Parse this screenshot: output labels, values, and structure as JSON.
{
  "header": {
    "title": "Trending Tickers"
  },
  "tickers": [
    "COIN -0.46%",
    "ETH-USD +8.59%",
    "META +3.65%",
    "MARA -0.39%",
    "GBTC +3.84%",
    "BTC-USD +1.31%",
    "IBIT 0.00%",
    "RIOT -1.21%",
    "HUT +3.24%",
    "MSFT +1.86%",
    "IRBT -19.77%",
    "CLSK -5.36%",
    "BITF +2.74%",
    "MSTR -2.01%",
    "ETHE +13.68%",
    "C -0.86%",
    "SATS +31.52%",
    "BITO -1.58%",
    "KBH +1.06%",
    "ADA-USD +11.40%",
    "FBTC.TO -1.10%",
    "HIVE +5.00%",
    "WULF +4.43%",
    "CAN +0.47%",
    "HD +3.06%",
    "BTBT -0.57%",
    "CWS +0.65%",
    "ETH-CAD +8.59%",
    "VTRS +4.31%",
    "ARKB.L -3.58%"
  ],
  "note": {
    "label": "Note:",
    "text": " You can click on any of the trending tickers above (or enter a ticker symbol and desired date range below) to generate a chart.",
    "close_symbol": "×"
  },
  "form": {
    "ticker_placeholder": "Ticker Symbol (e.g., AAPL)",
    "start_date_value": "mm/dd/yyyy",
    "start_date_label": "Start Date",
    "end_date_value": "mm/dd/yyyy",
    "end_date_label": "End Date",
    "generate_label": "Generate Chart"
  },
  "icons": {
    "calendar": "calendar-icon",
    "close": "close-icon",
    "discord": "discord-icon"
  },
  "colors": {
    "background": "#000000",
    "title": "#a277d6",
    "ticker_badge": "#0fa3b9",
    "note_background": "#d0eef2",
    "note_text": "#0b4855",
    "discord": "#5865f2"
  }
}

Your objective: Find the lines with the string "yyyy" and reproduce them.

Written response:
    "start_date_value": "mm/dd/yyyy",
    "end_date_value": "mm/dd/yyyy",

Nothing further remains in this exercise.